Start of Material for the task

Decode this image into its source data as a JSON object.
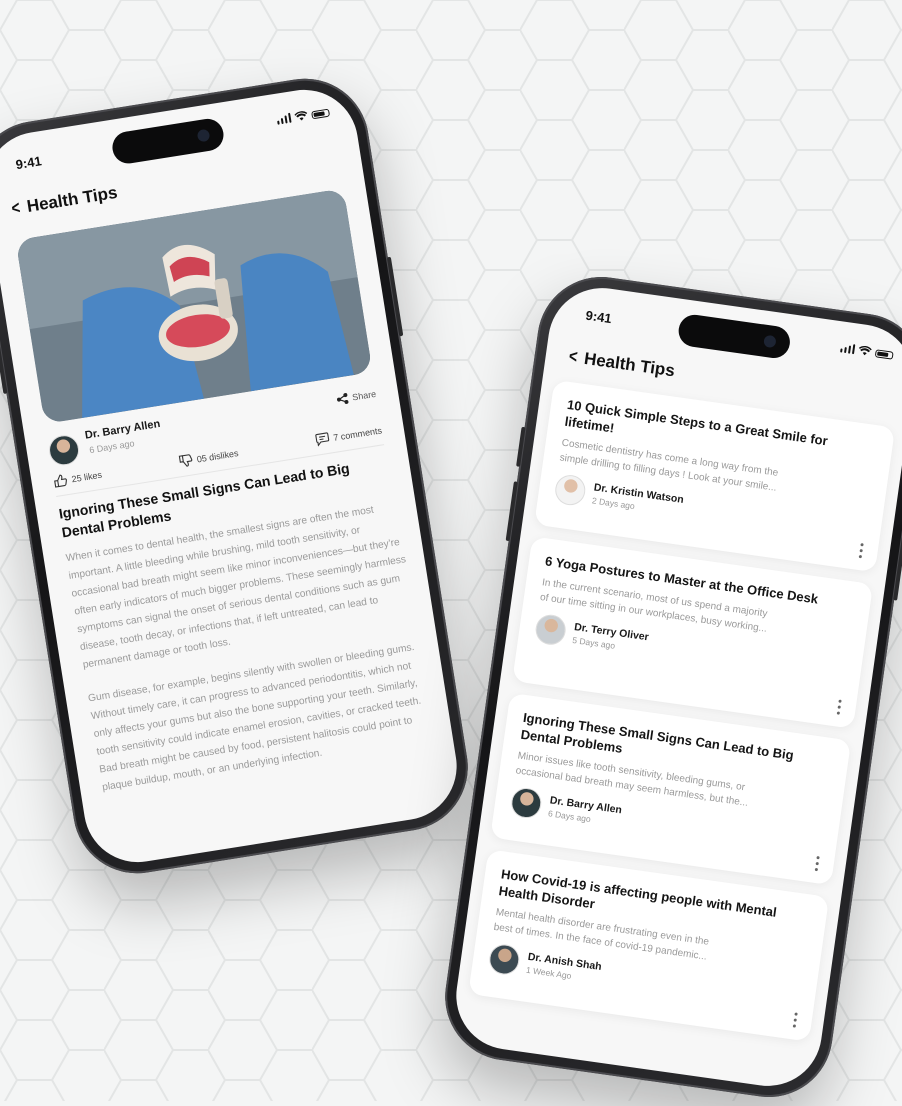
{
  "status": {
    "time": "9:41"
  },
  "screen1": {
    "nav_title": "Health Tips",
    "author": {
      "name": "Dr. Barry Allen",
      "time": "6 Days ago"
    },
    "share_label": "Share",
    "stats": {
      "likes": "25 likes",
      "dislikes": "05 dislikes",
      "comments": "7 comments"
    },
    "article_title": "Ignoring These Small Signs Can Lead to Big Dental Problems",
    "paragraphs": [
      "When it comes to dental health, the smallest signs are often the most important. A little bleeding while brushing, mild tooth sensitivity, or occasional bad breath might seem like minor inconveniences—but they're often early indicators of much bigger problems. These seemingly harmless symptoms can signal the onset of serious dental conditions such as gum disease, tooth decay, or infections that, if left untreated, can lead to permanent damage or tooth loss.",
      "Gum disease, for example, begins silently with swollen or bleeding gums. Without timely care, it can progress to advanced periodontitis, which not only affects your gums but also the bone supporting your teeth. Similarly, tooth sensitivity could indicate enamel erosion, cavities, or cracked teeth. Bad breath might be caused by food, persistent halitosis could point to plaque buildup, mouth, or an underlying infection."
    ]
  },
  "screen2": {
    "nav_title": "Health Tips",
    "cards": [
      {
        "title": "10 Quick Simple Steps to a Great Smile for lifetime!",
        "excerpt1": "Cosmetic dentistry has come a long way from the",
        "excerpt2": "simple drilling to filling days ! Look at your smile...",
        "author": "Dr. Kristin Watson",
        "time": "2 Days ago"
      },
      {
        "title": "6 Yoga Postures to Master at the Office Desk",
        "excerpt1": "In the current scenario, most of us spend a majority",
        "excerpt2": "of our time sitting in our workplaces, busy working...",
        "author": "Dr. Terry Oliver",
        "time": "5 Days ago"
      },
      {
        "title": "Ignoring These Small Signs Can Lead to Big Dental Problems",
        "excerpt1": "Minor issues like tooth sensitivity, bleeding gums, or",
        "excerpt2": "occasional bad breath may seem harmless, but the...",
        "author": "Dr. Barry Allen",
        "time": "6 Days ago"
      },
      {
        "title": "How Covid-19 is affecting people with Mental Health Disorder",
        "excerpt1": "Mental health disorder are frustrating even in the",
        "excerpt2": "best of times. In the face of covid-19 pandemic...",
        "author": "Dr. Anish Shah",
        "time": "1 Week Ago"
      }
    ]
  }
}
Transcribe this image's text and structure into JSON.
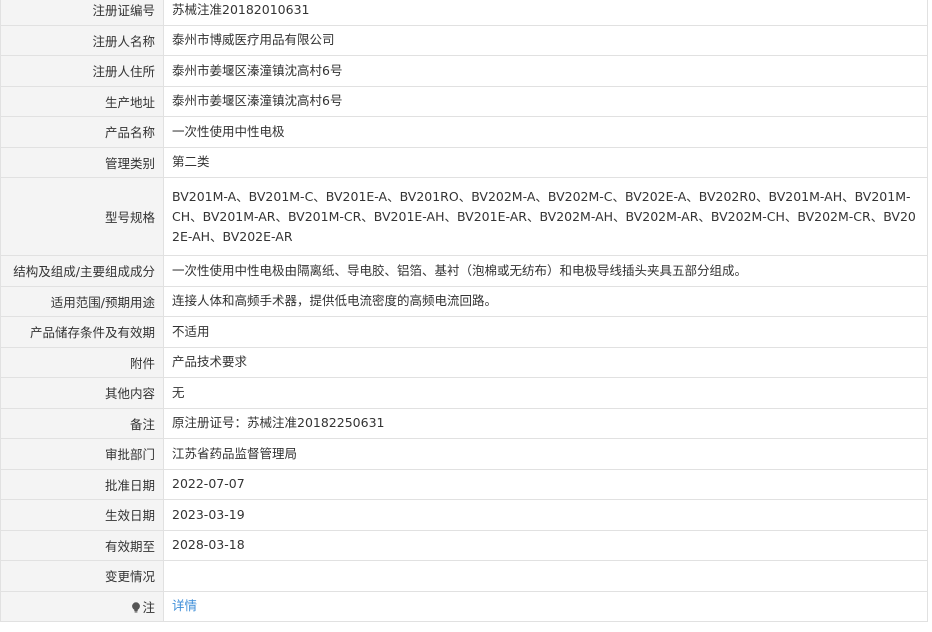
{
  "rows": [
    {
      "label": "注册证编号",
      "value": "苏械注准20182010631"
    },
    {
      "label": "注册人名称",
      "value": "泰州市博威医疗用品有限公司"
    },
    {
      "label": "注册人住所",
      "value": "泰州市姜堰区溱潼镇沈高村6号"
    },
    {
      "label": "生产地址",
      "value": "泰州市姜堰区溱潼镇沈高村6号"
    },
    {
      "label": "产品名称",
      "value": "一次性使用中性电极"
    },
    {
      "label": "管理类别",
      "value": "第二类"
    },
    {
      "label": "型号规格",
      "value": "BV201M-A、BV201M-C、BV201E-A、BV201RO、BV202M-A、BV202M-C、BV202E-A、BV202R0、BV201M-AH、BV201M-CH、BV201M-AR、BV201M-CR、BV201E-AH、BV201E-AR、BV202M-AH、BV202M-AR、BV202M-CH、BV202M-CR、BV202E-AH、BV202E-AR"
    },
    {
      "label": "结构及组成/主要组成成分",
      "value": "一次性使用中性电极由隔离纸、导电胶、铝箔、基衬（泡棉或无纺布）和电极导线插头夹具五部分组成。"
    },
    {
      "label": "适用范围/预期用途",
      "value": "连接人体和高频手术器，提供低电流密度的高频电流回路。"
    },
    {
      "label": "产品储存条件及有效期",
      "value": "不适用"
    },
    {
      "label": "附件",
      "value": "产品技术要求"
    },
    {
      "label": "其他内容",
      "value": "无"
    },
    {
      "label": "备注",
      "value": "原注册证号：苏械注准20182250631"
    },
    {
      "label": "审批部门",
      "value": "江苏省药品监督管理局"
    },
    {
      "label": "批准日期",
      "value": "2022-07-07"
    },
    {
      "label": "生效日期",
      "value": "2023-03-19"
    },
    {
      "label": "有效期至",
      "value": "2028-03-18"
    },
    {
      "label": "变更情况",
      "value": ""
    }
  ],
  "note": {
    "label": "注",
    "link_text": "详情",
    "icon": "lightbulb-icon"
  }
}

End of Material for the task

[Problem description]:
Will you repeat the material above, but only from the line containing "Transcribe this image's" through its last line, exactly and without the pictures?

[Output of the task]:
Transcribe this image's text and structure into JSON.
{
  "rows": [
    {
      "label": "注册证编号",
      "value": "苏械注准20182010631"
    },
    {
      "label": "注册人名称",
      "value": "泰州市博威医疗用品有限公司"
    },
    {
      "label": "注册人住所",
      "value": "泰州市姜堰区溱潼镇沈高村6号"
    },
    {
      "label": "生产地址",
      "value": "泰州市姜堰区溱潼镇沈高村6号"
    },
    {
      "label": "产品名称",
      "value": "一次性使用中性电极"
    },
    {
      "label": "管理类别",
      "value": "第二类"
    },
    {
      "label": "型号规格",
      "value": "BV201M-A、BV201M-C、BV201E-A、BV201RO、BV202M-A、BV202M-C、BV202E-A、BV202R0、BV201M-AH、BV201M-CH、BV201M-AR、BV201M-CR、BV201E-AH、BV201E-AR、BV202M-AH、BV202M-AR、BV202M-CH、BV202M-CR、BV202E-AH、BV202E-AR"
    },
    {
      "label": "结构及组成/主要组成成分",
      "value": "一次性使用中性电极由隔离纸、导电胶、铝箔、基衬（泡棉或无纺布）和电极导线插头夹具五部分组成。"
    },
    {
      "label": "适用范围/预期用途",
      "value": "连接人体和高频手术器，提供低电流密度的高频电流回路。"
    },
    {
      "label": "产品储存条件及有效期",
      "value": "不适用"
    },
    {
      "label": "附件",
      "value": "产品技术要求"
    },
    {
      "label": "其他内容",
      "value": "无"
    },
    {
      "label": "备注",
      "value": "原注册证号：苏械注准20182250631"
    },
    {
      "label": "审批部门",
      "value": "江苏省药品监督管理局"
    },
    {
      "label": "批准日期",
      "value": "2022-07-07"
    },
    {
      "label": "生效日期",
      "value": "2023-03-19"
    },
    {
      "label": "有效期至",
      "value": "2028-03-18"
    },
    {
      "label": "变更情况",
      "value": ""
    }
  ],
  "note": {
    "label": "注",
    "link_text": "详情",
    "icon": "lightbulb-icon"
  }
}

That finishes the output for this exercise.